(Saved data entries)

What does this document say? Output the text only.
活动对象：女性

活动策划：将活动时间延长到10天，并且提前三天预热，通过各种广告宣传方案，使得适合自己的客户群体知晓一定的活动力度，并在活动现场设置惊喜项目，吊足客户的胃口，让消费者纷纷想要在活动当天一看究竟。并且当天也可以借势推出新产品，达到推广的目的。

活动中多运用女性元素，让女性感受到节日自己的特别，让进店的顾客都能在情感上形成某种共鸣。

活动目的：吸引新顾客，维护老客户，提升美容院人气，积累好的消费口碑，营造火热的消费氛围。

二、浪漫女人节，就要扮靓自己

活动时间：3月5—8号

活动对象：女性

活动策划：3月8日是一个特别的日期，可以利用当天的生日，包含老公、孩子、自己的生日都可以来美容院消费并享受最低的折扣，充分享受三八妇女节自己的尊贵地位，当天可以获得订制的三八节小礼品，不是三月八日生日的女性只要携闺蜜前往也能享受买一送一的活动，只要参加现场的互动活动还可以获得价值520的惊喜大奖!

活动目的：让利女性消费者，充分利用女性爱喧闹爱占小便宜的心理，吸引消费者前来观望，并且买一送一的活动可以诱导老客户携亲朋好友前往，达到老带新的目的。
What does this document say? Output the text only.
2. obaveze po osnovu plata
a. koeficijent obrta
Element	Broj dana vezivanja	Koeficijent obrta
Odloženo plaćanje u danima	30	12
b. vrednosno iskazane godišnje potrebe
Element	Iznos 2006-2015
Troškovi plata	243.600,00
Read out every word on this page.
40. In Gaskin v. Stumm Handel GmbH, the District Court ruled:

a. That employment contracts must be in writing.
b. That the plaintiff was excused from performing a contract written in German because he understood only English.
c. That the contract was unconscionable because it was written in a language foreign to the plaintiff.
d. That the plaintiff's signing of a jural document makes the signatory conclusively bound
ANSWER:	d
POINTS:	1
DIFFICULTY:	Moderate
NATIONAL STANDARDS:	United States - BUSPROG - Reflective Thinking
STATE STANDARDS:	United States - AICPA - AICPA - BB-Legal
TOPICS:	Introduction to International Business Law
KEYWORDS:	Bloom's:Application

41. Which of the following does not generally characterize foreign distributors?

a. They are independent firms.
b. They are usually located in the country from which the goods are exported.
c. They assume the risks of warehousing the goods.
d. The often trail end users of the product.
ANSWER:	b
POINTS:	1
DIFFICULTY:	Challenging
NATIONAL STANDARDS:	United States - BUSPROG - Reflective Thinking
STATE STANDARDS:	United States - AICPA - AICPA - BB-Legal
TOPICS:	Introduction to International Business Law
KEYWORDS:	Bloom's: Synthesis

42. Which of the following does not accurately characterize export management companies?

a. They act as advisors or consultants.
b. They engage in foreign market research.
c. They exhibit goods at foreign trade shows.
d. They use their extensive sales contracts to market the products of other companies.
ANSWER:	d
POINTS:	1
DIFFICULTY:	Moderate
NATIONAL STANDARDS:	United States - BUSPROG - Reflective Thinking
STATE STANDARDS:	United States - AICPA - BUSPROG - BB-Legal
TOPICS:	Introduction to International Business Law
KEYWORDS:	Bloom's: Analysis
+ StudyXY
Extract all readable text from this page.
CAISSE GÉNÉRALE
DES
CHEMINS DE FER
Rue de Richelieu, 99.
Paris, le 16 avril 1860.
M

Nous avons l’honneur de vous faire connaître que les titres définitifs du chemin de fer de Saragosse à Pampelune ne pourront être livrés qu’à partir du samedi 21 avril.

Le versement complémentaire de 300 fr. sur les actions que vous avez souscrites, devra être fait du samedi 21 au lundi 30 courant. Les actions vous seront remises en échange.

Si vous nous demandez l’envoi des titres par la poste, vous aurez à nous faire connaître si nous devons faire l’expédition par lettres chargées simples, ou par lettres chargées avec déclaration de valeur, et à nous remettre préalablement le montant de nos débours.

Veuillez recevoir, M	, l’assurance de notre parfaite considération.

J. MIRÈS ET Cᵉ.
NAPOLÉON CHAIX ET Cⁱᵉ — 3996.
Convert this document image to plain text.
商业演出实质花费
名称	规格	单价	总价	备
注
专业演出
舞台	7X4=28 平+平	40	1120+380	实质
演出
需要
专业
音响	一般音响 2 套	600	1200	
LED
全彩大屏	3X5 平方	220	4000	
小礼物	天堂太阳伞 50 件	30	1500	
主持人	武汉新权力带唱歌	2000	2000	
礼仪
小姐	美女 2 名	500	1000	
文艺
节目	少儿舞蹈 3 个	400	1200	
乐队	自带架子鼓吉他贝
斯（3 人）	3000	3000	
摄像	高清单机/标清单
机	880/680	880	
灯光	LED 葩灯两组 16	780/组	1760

**Exercise instructions:**
Print every line of the records exactly. Omit nothing.

**Problem solution:**
What does this document say? Output the text only.
活动对象：女性

活动策划：将活动时间延长到10天，并且提前三天预热，通过各种广告宣传方案，使得适合自己的客户群体知晓一定的活动力度，并在活动现场设置惊喜项目，吊足客户的胃口，让消费者纷纷想要在活动当天一看究竟。并且当天也可以借势推出新产品，达到推广的目的。

活动中多运用女性元素，让女性感受到节日自己的特别，让进店的顾客都能在情感上形成某种共鸣。

活动目的：吸引新顾客，维护老客户，提升美容院人气，积累好的消费口碑，营造火热的消费氛围。

二、浪漫女人节，就要扮靓自己

活动时间：3月5—8号

活动对象：女性

活动策划：3月8日是一个特别的日期，可以利用当天的生日，包含老公、孩子、自己的生日都可以来美容院消费并享受最低的折扣，充分享受三八妇女节自己的尊贵地位，当天可以获得订制的三八节小礼品，不是三月八日生日的女性只要携闺蜜前往也能享受买一送一的活动，只要参加现场的互动活动还可以获得价值520的惊喜大奖!

活动目的：让利女性消费者，充分利用女性爱喧闹爱占小便宜的心理，吸引消费者前来观望，并且买一送一的活动可以诱导老客户携亲朋好友前往，达到老带新的目的。
What does this document say? Output the text only.
2. obaveze po osnovu plata
a. koeficijent obrta
Element	Broj dana vezivanja	Koeficijent obrta
Odloženo plaćanje u danima	30	12
b. vrednosno iskazane godišnje potrebe
Element	Iznos 2006-2015
Troškovi plata	243.600,00
Read out every word on this page.
40. In Gaskin v. Stumm Handel GmbH, the District Court ruled:

a. That employment contracts must be in writing.
b. That the plaintiff was excused from performing a contract written in German because he understood only English.
c. That the contract was unconscionable because it was written in a language foreign to the plaintiff.
d. That the plaintiff's signing of a jural document makes the signatory conclusively bound
ANSWER:	d
POINTS:	1
DIFFICULTY:	Moderate
NATIONAL STANDARDS:	United States - BUSPROG - Reflective Thinking
STATE STANDARDS:	United States - AICPA - AICPA - BB-Legal
TOPICS:	Introduction to International Business Law
KEYWORDS:	Bloom's:Application

41. Which of the following does not generally characterize foreign distributors?

a. They are independent firms.
b. They are usually located in the country from which the goods are exported.
c. They assume the risks of warehousing the goods.
d. The often trail end users of the product.
ANSWER:	b
POINTS:	1
DIFFICULTY:	Challenging
NATIONAL STANDARDS:	United States - BUSPROG - Reflective Thinking
STATE STANDARDS:	United States - AICPA - AICPA - BB-Legal
TOPICS:	Introduction to International Business Law
KEYWORDS:	Bloom's: Synthesis

42. Which of the following does not accurately characterize export management companies?

a. They act as advisors or consultants.
b. They engage in foreign market research.
c. They exhibit goods at foreign trade shows.
d. They use their extensive sales contracts to market the products of other companies.
ANSWER:	d
POINTS:	1
DIFFICULTY:	Moderate
NATIONAL STANDARDS:	United States - BUSPROG - Reflective Thinking
STATE STANDARDS:	United States - AICPA - BUSPROG - BB-Legal
TOPICS:	Introduction to International Business Law
KEYWORDS:	Bloom's: Analysis
+ StudyXY
Extract all readable text from this page.
CAISSE GÉNÉRALE
DES
CHEMINS DE FER
Rue de Richelieu, 99.
Paris, le 16 avril 1860.
M

Nous avons l’honneur de vous faire connaître que les titres définitifs du chemin de fer de Saragosse à Pampelune ne pourront être livrés qu’à partir du samedi 21 avril.

Le versement complémentaire de 300 fr. sur les actions que vous avez souscrites, devra être fait du samedi 21 au lundi 30 courant. Les actions vous seront remises en échange.

Si vous nous demandez l’envoi des titres par la poste, vous aurez à nous faire connaître si nous devons faire l’expédition par lettres chargées simples, ou par lettres chargées avec déclaration de valeur, et à nous remettre préalablement le montant de nos débours.

Veuillez recevoir, M	, l’assurance de notre parfaite considération.

J. MIRÈS ET Cᵉ.
NAPOLÉON CHAIX ET Cⁱᵉ — 3996.
Convert this document image to plain text.
商业演出实质花费
名称	规格	单价	总价	备
注
专业演出
舞台	7X4=28 平+平	40	1120+380	实质
演出
需要
专业
音响	一般音响 2 套	600	1200	
LED
全彩大屏	3X5 平方	220	4000	
小礼物	天堂太阳伞 50 件	30	1500	
主持人	武汉新权力带唱歌	2000	2000	
礼仪
小姐	美女 2 名	500	1000	
文艺
节目	少儿舞蹈 3 个	400	1200	
乐队	自带架子鼓吉他贝
斯（3 人）	3000	3000	
摄像	高清单机/标清单
机	880/680	880	
灯光	LED 葩灯两组 16	780/组	1760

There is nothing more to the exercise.